> **WHAT THE TASK ASKS**:
Extract each line in the items below that contains the string "panel".

-- begin THE INPUT --

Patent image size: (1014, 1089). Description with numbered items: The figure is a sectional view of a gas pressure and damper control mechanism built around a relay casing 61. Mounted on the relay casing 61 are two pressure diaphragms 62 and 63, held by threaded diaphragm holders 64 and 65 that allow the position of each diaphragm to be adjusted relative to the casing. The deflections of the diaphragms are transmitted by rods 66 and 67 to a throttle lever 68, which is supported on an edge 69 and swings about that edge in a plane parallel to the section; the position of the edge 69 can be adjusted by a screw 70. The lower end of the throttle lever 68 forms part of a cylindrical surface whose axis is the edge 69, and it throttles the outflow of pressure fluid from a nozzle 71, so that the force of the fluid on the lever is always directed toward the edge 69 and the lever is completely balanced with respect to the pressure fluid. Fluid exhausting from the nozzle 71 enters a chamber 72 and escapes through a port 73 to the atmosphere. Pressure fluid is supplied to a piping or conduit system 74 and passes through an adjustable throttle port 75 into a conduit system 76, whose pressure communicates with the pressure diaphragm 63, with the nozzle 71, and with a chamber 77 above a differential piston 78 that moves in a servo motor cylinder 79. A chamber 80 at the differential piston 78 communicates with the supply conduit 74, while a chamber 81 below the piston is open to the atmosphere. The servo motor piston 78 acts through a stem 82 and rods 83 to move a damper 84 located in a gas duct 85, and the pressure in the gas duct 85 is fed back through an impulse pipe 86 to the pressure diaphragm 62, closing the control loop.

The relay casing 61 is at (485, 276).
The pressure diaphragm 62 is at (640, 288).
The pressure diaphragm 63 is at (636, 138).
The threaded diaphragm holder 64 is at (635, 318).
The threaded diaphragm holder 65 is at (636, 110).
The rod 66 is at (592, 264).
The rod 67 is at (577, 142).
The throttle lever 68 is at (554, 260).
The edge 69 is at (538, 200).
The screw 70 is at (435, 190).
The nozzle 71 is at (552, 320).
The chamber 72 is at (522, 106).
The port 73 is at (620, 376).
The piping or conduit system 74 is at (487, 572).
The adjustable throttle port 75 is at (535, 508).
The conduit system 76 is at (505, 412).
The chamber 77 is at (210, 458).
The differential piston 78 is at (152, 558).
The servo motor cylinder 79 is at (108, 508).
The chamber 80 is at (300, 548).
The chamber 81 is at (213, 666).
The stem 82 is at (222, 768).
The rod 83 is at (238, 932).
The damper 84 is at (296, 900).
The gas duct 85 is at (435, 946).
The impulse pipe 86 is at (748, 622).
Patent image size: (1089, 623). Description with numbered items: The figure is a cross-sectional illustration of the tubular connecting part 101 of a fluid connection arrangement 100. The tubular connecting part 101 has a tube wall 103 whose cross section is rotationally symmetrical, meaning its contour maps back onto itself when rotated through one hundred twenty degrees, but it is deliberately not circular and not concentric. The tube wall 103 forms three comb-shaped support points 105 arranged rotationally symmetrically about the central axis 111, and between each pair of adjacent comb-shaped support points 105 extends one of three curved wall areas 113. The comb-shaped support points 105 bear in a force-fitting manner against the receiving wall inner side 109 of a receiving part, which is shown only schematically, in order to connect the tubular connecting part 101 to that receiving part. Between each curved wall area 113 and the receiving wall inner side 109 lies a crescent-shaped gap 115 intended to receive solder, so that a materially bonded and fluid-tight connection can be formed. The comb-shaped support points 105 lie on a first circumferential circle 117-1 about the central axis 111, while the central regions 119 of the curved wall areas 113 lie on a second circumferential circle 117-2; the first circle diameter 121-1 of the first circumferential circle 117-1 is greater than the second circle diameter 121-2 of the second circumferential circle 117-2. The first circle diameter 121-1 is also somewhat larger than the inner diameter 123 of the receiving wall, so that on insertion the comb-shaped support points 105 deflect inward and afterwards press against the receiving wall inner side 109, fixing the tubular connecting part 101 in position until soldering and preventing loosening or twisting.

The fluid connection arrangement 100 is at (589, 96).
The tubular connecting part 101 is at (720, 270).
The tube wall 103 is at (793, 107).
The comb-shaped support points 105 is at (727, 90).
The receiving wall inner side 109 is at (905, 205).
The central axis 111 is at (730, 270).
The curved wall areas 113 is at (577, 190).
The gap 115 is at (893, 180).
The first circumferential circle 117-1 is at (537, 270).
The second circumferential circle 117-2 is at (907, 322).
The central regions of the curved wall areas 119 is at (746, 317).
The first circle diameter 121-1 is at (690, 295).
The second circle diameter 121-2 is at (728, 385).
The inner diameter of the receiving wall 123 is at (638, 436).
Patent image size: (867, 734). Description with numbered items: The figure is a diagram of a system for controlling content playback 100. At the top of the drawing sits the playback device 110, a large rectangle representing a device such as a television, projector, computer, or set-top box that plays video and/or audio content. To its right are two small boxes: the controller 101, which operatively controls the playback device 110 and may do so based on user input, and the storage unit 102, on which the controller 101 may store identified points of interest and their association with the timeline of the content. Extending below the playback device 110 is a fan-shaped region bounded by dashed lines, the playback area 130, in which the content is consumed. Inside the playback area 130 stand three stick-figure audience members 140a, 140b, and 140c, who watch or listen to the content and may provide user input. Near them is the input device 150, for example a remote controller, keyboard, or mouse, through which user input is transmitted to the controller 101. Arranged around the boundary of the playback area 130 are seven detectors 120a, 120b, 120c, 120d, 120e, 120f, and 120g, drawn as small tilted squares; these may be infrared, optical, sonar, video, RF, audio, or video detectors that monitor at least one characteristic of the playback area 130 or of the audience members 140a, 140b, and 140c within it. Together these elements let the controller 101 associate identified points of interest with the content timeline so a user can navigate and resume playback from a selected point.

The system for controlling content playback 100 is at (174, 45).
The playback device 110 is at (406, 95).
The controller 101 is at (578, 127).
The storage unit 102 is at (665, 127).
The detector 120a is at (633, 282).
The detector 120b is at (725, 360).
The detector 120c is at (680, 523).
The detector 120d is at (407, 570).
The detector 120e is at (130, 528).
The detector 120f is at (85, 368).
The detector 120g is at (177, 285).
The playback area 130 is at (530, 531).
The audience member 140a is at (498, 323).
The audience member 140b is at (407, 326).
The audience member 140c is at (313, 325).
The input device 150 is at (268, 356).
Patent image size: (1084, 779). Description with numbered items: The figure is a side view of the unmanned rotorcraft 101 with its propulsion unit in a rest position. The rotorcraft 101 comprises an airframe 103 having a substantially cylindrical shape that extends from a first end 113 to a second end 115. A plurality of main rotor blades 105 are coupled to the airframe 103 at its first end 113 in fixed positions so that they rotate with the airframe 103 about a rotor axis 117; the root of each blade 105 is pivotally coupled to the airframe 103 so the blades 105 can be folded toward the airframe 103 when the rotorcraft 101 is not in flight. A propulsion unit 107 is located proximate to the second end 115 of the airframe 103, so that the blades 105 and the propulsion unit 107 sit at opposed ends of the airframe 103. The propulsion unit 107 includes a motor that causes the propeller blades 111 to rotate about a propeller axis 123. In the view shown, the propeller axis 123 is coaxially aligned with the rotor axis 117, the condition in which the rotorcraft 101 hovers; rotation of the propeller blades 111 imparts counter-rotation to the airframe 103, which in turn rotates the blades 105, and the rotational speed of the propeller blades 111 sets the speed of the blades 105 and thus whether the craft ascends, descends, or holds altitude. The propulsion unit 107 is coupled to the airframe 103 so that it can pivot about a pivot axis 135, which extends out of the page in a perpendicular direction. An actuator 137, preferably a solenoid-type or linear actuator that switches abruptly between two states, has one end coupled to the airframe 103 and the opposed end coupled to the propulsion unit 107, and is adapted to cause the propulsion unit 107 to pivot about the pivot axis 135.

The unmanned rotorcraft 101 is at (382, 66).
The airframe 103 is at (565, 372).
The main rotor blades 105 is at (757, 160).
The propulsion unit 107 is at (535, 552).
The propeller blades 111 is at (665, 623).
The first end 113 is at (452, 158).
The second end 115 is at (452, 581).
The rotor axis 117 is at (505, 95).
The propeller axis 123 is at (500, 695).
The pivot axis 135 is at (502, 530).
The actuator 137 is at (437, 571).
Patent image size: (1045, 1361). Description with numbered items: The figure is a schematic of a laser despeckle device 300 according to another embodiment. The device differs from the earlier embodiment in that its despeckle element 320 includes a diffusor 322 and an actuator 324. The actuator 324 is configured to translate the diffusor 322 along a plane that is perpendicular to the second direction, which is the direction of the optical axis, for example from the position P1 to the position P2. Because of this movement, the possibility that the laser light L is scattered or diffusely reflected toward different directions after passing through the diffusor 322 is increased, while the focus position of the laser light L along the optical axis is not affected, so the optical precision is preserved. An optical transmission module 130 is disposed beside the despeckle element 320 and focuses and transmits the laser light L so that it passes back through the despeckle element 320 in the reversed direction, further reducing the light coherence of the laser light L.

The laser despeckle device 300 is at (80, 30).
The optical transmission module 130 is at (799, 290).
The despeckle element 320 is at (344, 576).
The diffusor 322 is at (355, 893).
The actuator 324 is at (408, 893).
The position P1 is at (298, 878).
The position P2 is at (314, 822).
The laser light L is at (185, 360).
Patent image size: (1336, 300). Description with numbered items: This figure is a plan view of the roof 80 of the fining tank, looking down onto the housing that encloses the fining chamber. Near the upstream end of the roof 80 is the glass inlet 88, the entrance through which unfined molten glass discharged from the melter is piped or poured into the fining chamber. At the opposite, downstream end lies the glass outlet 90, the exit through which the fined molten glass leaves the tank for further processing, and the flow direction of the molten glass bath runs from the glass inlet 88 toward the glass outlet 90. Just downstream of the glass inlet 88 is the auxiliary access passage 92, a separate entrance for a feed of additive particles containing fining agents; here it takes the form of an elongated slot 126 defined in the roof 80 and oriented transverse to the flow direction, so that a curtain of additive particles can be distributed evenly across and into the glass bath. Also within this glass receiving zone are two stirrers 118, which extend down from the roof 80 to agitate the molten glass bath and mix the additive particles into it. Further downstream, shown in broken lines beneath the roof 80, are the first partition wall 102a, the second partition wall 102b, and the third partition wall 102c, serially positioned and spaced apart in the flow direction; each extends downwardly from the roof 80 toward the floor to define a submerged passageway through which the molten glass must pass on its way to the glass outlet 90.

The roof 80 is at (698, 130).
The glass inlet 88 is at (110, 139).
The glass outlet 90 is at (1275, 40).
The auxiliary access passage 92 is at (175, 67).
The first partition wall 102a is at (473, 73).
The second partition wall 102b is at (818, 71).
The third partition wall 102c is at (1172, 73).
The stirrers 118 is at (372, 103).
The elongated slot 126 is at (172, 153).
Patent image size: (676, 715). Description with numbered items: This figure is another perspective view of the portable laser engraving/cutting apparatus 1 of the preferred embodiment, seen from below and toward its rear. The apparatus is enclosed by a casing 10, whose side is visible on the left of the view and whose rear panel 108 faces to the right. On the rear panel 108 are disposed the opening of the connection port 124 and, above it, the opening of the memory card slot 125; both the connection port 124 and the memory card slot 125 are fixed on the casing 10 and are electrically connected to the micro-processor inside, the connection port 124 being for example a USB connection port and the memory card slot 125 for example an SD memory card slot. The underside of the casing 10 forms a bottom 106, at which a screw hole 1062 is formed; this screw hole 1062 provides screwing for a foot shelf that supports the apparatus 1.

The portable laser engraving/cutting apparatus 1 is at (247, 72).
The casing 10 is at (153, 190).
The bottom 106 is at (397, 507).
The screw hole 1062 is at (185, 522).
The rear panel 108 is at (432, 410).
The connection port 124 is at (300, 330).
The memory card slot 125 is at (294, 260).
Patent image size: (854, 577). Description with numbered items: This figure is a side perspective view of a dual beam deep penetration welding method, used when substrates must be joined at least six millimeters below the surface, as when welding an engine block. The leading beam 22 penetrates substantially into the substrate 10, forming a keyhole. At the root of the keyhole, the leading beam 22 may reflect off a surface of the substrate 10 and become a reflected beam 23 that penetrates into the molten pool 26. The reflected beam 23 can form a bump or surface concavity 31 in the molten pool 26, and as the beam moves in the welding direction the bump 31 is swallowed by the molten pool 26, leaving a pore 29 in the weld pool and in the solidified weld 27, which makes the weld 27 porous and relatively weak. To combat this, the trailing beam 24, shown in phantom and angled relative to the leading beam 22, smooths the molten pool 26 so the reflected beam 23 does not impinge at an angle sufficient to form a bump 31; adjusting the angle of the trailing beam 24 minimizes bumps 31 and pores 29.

-- end THE INPUT --

> **FULL SOLUTION**:
Patent image size: (676, 715). Description with numbered items: This figure is another perspective view of the portable laser engraving/cutting apparatus 1 of the preferred embodiment, seen from below and toward its rear. The apparatus is enclosed by a casing 10, whose side is visible on the left of the view and whose rear panel 108 faces to the right. On the rear panel 108 are disposed the opening of the connection port 124 and, above it, the opening of the memory card slot 125; both the connection port 124 and the memory card slot 125 are fixed on the casing 10 and are electrically connected to the micro-processor inside, the connection port 124 being for example a USB connection port and the memory card slot 125 for example an SD memory card slot. The underside of the casing 10 forms a bottom 106, at which a screw hole 1062 is formed; this screw hole 1062 provides screwing for a foot shelf that supports the apparatus 1.
The rear panel 108 is at (432, 410).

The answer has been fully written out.